Recorded data
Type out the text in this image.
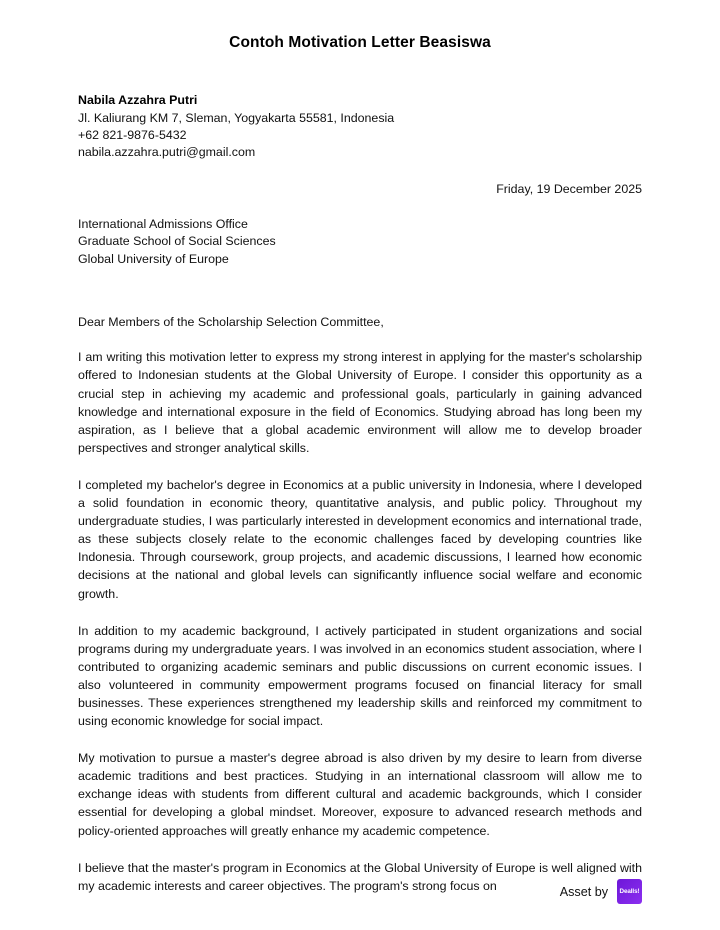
Contoh Motivation Letter Beasiswa
Nabila Azzahra Putri
Jl. Kaliurang KM 7, Sleman, Yogyakarta 55581, Indonesia
+62 821-9876-5432
nabila.azzahra.putri@gmail.com
Friday, 19 December 2025
International Admissions Office
Graduate School of Social Sciences
Global University of Europe
Dear Members of the Scholarship Selection Committee,

I am writing this motivation letter to express my strong interest in applying for the master's scholarship offered to Indonesian students at the Global University of Europe. I consider this opportunity as a crucial step in achieving my academic and professional goals, particularly in gaining advanced knowledge and international exposure in the field of Economics. Studying abroad has long been my aspiration, as I believe that a global academic environment will allow me to develop broader perspectives and stronger analytical skills.

I completed my bachelor's degree in Economics at a public university in Indonesia, where I developed a solid foundation in economic theory, quantitative analysis, and public policy. Throughout my undergraduate studies, I was particularly interested in development economics and international trade, as these subjects closely relate to the economic challenges faced by developing countries like Indonesia. Through coursework, group projects, and academic discussions, I learned how economic decisions at the national and global levels can significantly influence social welfare and economic growth.

In addition to my academic background, I actively participated in student organizations and social programs during my undergraduate years. I was involved in an economics student association, where I contributed to organizing academic seminars and public discussions on current economic issues. I also volunteered in community empowerment programs focused on financial literacy for small businesses. These experiences strengthened my leadership skills and reinforced my commitment to using economic knowledge for social impact.

My motivation to pursue a master's degree abroad is also driven by my desire to learn from diverse academic traditions and best practices. Studying in an international classroom will allow me to exchange ideas with students from different cultural and academic backgrounds, which I consider essential for developing a global mindset. Moreover, exposure to advanced research methods and policy-oriented approaches will greatly enhance my academic competence.

I believe that the master's program in Economics at the Global University of Europe is well aligned with my academic interests and career objectives. The program's strong focus on	Asset by Dealls!
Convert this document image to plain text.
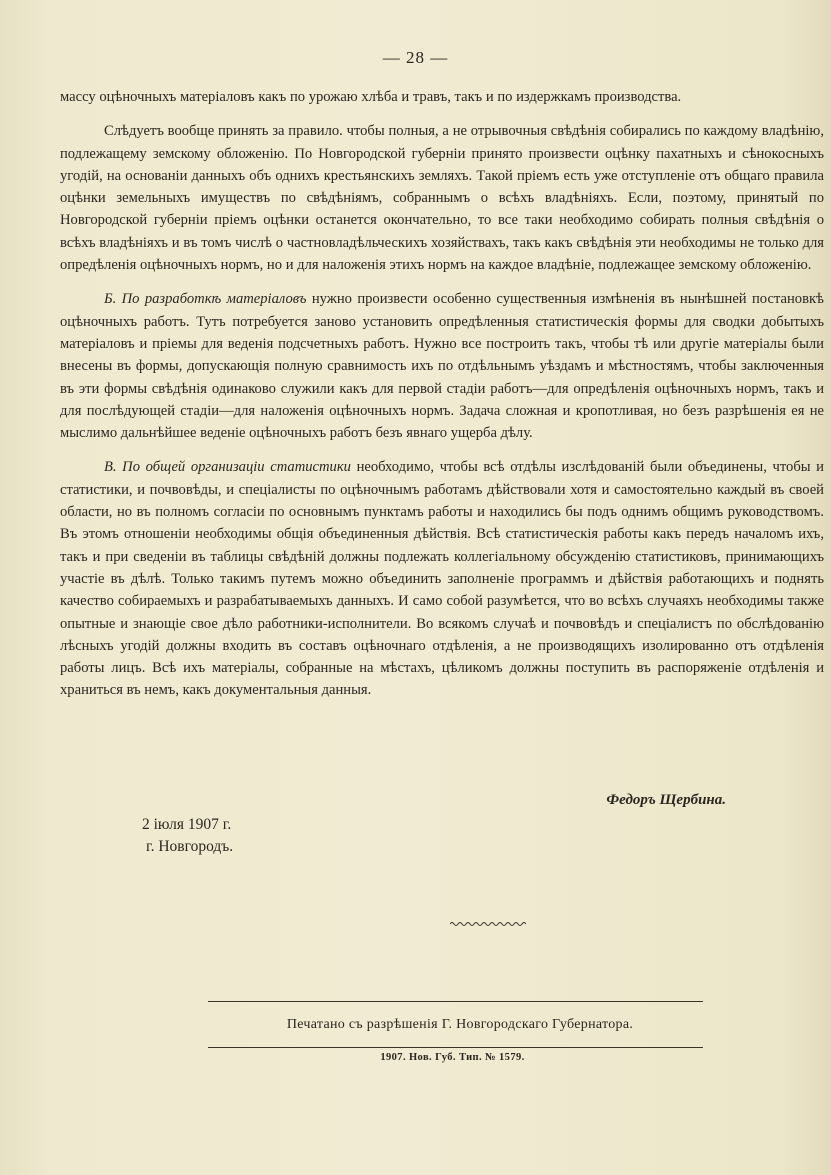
— 28 —

массу оцѣночныхъ матеріаловъ какъ по урожаю хлѣба и травъ, такъ и по издержкамъ производства.

Слѣдуетъ вообще принять за правило. чтобы полныя, а не отрывочныя свѣдѣнія собирались по каждому владѣнію, подлежащему земскому обложенію. По Новгородской губерніи принято произвести оцѣнку пахатныхъ и сѣнокосныхъ угодій, на основаніи данныхъ объ однихъ крестьянскихъ земляхъ. Такой пріемъ есть уже отступленіе отъ общаго правила оцѣнки земельныхъ имуществъ по свѣдѣніямъ, собраннымъ о всѣхъ владѣніяхъ. Если, поэтому, принятый по Новгородской губерніи пріемъ оцѣнки останется окончательно, то все таки необходимо собирать полныя свѣдѣнія о всѣхъ владѣніяхъ и въ томъ числѣ о частновладѣльческихъ хозяйствахъ, такъ какъ свѣдѣнія эти необходимы не только для опредѣленія оцѣночныхъ нормъ, но и для наложенія этихъ нормъ на каждое владѣніе, подлежащее земскому обложенію.

Б. По разработкѣ матеріаловъ нужно произвести особенно существенныя измѣненія въ нынѣшней постановкѣ оцѣночныхъ работъ. Тутъ потребуется заново установить опредѣленныя статистическія формы для сводки добытыхъ матеріаловъ и пріемы для веденія подсчетныхъ работъ. Нужно все построить такъ, чтобы тѣ или другіе матеріалы были внесены въ формы, допускающія полную сравнимость ихъ по отдѣльнымъ уѣздамъ и мѣстностямъ, чтобы заключенныя въ эти формы свѣдѣнія одинаково служили какъ для первой стадіи работъ—для опредѣленія оцѣночныхъ нормъ, такъ и для послѣдующей стадіи—для наложенія оцѣночныхъ нормъ. Задача сложная и кропотливая, но безъ разрѣшенія ея не мыслимо дальнѣйшее веденіе оцѣночныхъ работъ безъ явнаго ущерба дѣлу.

В. По общей организаціи статистики необходимо, чтобы всѣ отдѣлы изслѣдованій были объединены, чтобы и статистики, и почвовѣды, и спеціалисты по оцѣночнымъ работамъ дѣйствовали хотя и самостоятельно каждый въ своей области, но въ полномъ согласіи по основнымъ пунктамъ работы и находились бы подъ однимъ общимъ руководствомъ. Въ этомъ отношеніи необходимы общія объединенныя дѣйствія. Всѣ статистическія работы какъ передъ началомъ ихъ, такъ и при сведеніи въ таблицы свѣдѣній должны подлежать коллегіальному обсужденію статистиковъ, принимающихъ участіе въ дѣлѣ. Только такимъ путемъ можно объединить заполненіе программъ и дѣйствія работающихъ и поднять качество собираемыхъ и разрабатываемыхъ данныхъ. И само собой разумѣется, что во всѣхъ случаяхъ необходимы также опытные и знающіе свое дѣло работники-исполнители. Во всякомъ случаѣ и почвовѣдъ и спеціалистъ по обслѣдованію лѣсныхъ угодій должны входить въ составъ оцѣночнаго отдѣленія, а не производящихъ изолированно отъ отдѣленія работы лицъ. Всѣ ихъ матеріалы, собранные на мѣстахъ, цѣликомъ должны поступить въ распоряженіе отдѣленія и храниться въ немъ, какъ документальныя данныя.

Федоръ Щербина.
2 іюля 1907 г.
г. Новгородъ.
Печатано съ разрѣшенія Г. Новгородскаго Губернатора.
1907. Нов. Губ. Тип. № 1579.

● **Directions**: Identify and extract each line of the listing that contains "policy".

● **Result**:
I completed my bachelor's degree in Economics at a public university in Indonesia, where I developed a solid foundation in economic theory, quantitative analysis, and public policy. Throughout my undergraduate studies, I was particularly interested in development economics and international trade, as these subjects closely relate to the economic challenges faced by developing countries like Indonesia. Through coursework, group projects, and academic discussions, I learned how economic decisions at the national and global levels can significantly influence social welfare and economic growth.
My motivation to pursue a master's degree abroad is also driven by my desire to learn from diverse academic traditions and best practices. Studying in an international classroom will allow me to exchange ideas with students from different cultural and academic backgrounds, which I consider essential for developing a global mindset. Moreover, exposure to advanced research methods and policy-oriented approaches will greatly enhance my academic competence.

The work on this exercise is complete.